BEGIN
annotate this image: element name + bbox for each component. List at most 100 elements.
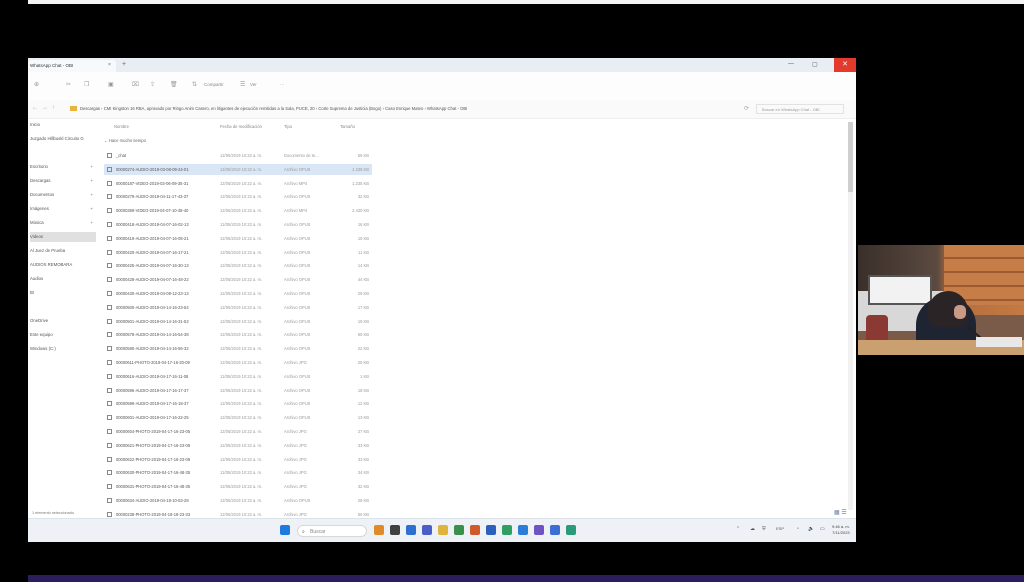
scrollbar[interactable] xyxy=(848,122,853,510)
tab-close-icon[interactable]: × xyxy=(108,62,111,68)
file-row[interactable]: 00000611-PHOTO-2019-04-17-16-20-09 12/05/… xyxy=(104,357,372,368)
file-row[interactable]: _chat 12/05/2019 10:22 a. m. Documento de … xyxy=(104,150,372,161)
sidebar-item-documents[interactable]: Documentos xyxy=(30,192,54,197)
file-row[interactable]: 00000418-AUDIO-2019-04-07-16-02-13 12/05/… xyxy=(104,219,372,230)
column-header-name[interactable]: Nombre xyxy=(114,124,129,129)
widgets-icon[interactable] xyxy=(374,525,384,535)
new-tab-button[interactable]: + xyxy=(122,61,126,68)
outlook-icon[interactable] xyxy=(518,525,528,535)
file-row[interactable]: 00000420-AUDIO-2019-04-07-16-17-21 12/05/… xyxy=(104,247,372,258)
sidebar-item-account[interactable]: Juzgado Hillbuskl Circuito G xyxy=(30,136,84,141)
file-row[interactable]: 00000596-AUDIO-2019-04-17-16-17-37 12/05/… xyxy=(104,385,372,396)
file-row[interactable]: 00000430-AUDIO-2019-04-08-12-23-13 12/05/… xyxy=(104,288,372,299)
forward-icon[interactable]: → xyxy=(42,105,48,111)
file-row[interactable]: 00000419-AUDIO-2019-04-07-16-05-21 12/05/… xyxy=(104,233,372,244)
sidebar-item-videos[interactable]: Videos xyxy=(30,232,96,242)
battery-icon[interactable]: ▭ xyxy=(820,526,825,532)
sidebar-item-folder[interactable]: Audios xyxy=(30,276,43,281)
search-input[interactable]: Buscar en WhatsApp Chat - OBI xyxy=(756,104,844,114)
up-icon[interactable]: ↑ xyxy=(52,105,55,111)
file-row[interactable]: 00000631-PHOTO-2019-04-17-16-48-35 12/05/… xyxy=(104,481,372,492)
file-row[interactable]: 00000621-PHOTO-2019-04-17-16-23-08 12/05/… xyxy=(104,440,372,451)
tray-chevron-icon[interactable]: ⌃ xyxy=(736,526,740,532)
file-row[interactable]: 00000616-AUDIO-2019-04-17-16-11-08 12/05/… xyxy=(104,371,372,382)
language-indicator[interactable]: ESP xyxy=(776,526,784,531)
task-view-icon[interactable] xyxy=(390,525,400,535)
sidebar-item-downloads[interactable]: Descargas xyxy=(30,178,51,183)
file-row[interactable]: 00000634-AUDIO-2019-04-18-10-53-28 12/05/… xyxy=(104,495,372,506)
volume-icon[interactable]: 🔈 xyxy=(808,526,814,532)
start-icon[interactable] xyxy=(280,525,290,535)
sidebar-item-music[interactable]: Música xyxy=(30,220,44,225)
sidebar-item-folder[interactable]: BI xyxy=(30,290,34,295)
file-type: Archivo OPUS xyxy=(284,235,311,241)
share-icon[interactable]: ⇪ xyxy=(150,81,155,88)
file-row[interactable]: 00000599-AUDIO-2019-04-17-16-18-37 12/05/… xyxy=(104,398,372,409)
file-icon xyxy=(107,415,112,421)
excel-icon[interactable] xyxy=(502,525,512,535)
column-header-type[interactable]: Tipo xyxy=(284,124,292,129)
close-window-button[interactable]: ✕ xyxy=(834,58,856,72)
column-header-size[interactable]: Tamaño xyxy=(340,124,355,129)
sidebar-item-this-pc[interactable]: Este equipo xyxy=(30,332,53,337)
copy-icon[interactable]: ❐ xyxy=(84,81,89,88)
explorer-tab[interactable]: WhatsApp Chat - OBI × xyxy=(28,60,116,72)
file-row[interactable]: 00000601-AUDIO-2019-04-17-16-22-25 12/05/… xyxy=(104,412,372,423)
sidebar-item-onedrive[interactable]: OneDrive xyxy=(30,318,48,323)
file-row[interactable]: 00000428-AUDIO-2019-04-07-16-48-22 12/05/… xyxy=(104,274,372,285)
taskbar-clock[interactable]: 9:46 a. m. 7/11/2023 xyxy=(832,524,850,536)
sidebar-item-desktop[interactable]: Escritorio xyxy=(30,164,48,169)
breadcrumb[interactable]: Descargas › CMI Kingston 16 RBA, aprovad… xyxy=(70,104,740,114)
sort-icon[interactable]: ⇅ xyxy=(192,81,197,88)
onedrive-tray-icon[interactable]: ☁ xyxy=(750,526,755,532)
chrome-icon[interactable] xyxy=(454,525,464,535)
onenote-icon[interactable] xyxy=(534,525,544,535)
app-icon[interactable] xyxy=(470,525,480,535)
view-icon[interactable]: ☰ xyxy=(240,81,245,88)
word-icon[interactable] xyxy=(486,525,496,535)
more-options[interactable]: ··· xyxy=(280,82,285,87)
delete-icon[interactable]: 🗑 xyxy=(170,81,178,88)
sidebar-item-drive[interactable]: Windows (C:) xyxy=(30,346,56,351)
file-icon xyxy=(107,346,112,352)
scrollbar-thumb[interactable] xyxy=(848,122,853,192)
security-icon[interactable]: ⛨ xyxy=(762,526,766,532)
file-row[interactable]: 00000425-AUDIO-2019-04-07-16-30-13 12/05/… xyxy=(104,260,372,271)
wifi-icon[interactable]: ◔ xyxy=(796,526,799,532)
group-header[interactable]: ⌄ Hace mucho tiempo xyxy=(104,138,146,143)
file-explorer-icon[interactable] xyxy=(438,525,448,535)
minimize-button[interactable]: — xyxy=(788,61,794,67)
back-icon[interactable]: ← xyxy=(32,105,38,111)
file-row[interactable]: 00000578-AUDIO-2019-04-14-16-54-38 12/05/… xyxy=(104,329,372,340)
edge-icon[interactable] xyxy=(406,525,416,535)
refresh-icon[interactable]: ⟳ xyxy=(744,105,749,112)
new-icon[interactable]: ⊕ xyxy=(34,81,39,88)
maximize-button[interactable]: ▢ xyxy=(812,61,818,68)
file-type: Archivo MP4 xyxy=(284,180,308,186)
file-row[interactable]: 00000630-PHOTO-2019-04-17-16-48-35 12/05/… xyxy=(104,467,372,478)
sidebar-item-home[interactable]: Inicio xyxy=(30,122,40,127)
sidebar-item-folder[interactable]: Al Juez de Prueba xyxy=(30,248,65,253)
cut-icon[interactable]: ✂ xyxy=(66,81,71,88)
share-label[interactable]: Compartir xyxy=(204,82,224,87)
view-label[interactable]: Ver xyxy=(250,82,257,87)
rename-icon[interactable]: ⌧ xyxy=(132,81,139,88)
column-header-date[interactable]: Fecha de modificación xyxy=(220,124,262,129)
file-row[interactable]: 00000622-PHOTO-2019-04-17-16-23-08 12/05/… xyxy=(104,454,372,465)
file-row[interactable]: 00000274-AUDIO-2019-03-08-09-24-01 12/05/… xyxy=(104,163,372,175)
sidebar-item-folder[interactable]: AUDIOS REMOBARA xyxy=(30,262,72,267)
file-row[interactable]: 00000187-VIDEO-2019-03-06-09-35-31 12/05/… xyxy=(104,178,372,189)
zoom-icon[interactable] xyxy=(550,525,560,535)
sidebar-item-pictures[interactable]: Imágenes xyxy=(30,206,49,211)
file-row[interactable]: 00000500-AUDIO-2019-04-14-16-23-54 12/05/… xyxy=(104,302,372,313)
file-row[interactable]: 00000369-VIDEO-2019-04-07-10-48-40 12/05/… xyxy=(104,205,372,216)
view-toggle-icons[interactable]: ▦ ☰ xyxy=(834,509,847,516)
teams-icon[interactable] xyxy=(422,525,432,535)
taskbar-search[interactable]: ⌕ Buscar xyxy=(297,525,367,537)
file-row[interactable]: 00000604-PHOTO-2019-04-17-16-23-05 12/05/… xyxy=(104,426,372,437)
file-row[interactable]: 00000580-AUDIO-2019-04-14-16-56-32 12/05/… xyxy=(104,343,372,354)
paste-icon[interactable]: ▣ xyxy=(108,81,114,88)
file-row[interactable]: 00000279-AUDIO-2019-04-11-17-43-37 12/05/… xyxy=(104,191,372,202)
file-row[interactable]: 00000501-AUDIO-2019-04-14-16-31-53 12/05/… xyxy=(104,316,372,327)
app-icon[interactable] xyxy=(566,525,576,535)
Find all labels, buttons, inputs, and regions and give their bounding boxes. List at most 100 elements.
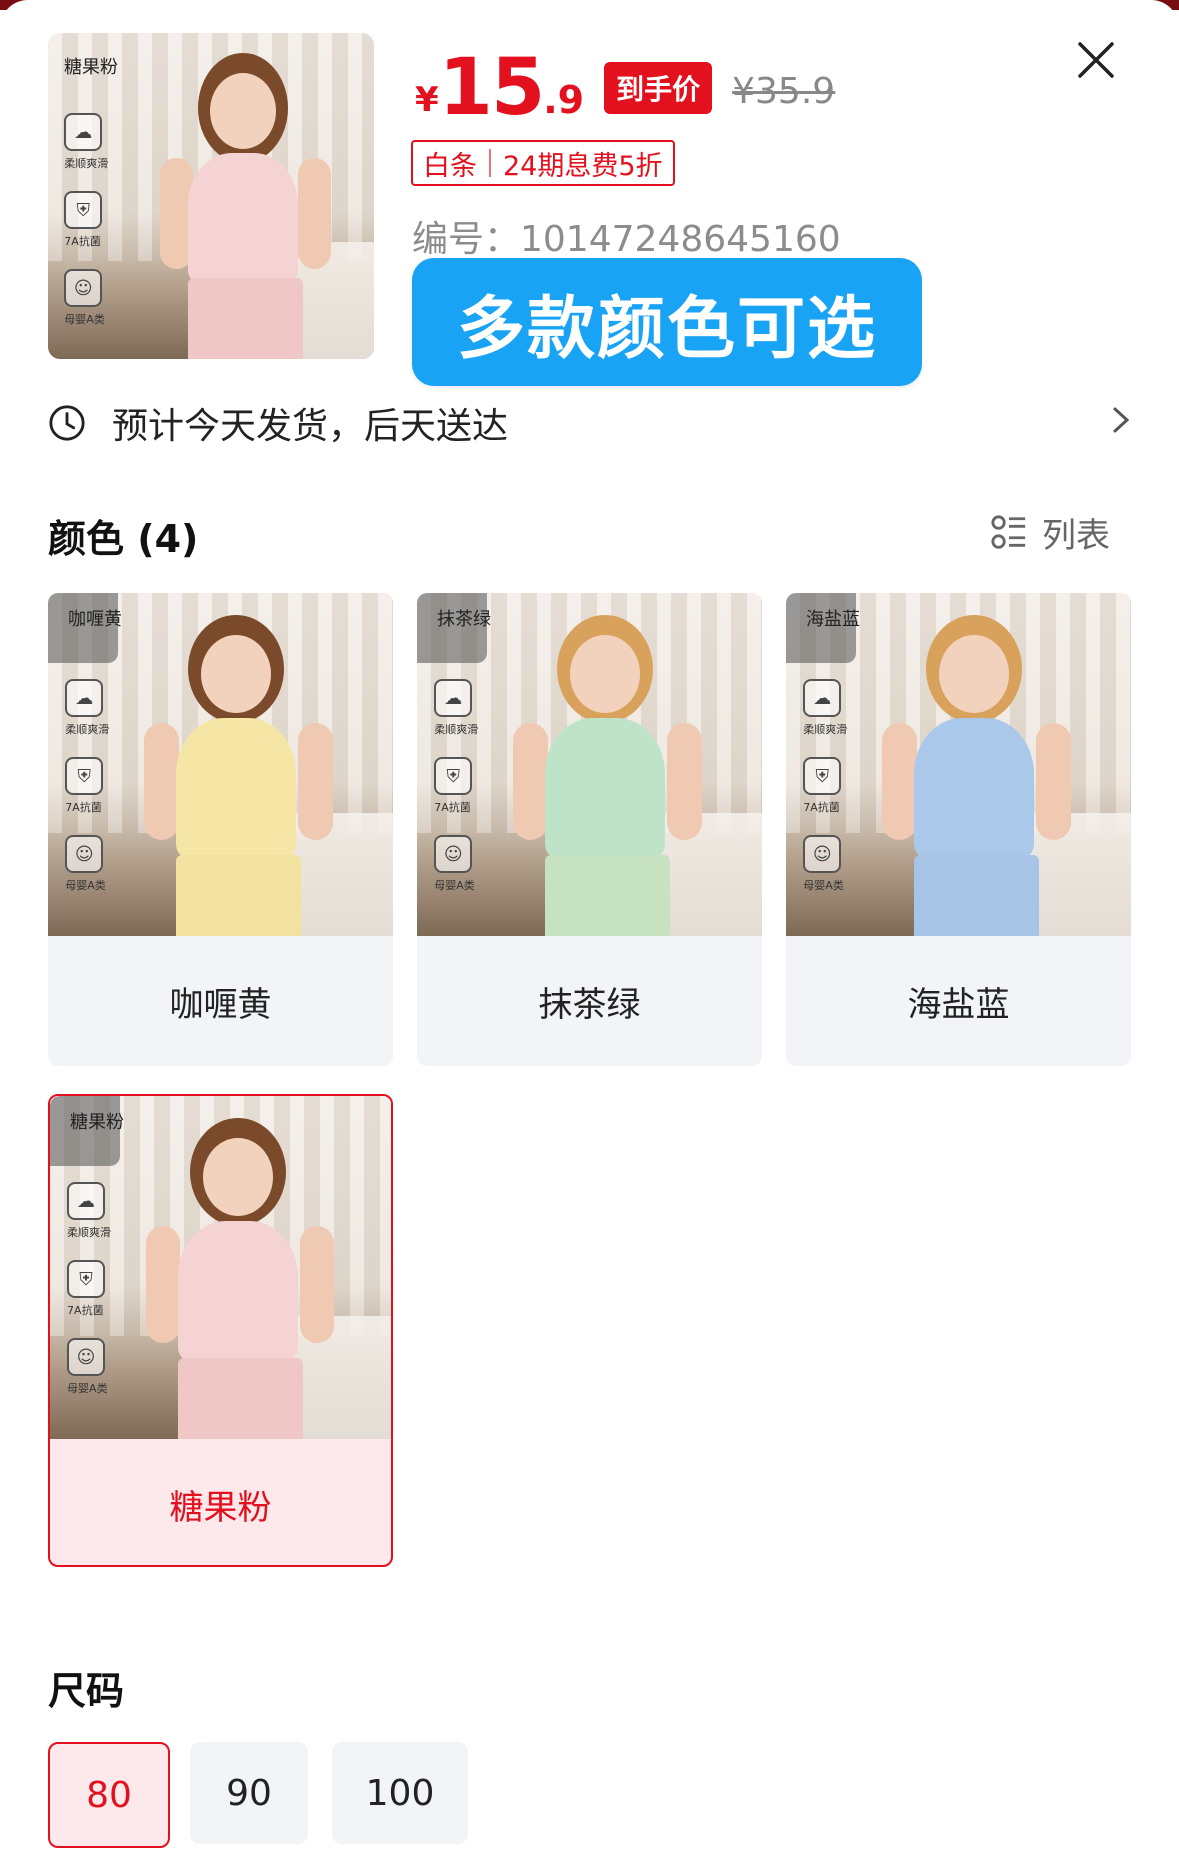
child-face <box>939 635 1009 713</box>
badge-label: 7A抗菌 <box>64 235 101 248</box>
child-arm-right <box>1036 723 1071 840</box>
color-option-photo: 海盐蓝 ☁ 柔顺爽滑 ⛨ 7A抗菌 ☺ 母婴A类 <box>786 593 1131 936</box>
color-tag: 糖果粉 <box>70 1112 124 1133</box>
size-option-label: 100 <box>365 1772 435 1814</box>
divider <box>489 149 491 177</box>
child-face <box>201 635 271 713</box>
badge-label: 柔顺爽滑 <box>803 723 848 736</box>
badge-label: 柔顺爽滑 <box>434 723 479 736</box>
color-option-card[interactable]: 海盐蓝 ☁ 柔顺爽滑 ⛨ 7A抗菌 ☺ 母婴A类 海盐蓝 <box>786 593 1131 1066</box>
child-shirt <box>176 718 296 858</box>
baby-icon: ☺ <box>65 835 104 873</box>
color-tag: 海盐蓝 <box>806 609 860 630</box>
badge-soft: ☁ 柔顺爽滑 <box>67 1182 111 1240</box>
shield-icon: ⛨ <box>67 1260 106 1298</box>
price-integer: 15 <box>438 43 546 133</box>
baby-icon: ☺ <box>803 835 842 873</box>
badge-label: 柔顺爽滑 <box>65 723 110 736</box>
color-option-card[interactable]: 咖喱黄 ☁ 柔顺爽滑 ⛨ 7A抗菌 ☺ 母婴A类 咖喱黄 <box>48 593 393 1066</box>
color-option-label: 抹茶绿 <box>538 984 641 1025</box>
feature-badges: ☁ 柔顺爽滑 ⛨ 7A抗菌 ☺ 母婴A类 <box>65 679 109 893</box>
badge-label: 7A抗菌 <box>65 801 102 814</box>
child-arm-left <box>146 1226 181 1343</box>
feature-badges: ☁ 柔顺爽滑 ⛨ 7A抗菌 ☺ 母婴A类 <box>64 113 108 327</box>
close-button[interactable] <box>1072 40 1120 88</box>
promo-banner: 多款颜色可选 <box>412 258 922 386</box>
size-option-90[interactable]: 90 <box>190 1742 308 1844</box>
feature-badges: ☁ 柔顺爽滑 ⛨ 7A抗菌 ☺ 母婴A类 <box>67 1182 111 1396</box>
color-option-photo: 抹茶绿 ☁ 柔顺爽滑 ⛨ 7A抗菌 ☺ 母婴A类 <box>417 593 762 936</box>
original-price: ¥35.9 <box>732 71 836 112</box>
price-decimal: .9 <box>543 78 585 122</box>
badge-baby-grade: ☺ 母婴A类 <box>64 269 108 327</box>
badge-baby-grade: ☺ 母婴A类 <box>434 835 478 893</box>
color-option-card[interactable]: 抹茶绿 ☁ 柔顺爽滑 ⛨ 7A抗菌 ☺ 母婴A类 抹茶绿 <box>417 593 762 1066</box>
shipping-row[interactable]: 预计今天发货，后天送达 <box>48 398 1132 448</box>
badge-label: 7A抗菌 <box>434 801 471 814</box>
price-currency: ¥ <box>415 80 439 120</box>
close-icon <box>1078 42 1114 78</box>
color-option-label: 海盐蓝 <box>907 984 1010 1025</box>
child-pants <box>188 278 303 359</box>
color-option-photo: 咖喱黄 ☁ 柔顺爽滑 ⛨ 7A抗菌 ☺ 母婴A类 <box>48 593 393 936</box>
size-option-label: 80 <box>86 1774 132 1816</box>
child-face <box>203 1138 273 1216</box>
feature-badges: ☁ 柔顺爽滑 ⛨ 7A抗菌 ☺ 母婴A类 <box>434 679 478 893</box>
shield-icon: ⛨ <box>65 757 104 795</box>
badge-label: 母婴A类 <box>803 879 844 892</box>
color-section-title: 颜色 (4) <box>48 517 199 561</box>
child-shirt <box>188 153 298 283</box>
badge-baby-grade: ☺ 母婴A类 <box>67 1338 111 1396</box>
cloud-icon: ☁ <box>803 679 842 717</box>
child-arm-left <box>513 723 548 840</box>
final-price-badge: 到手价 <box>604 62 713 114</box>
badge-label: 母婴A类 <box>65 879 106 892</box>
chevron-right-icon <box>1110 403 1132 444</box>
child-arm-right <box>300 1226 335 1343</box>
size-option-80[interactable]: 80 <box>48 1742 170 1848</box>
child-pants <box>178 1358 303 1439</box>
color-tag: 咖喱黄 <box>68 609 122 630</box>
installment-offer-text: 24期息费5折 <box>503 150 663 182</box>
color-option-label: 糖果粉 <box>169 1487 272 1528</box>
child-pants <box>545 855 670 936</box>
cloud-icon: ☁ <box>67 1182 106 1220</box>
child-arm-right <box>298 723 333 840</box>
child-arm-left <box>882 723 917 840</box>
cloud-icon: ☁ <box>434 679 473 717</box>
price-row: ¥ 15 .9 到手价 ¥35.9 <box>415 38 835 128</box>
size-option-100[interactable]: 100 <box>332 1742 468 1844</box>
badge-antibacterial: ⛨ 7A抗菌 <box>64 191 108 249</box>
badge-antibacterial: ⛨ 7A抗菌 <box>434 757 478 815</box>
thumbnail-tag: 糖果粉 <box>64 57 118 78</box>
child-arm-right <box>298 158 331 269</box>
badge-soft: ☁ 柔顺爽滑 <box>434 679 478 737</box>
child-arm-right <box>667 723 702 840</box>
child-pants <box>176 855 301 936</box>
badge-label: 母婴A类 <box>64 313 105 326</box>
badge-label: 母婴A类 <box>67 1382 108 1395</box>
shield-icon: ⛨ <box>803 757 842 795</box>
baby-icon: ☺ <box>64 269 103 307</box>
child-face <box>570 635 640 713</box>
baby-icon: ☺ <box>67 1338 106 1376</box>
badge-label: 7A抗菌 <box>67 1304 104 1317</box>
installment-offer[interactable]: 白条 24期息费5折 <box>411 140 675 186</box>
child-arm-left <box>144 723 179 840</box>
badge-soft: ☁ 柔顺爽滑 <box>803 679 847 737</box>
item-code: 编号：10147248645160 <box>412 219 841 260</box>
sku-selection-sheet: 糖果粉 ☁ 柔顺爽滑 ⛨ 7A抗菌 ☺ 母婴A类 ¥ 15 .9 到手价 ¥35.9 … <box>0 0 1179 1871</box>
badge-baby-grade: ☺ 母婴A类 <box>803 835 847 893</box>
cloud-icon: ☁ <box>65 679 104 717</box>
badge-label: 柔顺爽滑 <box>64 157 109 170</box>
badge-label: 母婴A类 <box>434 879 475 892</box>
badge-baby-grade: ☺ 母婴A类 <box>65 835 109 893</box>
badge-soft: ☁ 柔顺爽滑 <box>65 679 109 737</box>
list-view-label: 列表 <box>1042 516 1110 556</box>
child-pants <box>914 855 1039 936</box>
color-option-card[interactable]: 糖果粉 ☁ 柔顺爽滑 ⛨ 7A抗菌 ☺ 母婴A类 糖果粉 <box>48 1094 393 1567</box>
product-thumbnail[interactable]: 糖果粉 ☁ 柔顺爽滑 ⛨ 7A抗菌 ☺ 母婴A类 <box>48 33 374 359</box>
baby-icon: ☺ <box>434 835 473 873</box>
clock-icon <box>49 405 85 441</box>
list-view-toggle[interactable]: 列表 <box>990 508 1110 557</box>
END
A complete answer gives every line of the records holding "column".

EXERCISE ANSWER:
column-header-name[interactable]: Nombre xyxy=(114,124,129,129)
column-header-type[interactable]: Tipo xyxy=(284,124,292,129)
column-header-size[interactable]: Tamaño xyxy=(340,124,355,129)
column-header-date[interactable]: Fecha de modificación xyxy=(220,124,262,129)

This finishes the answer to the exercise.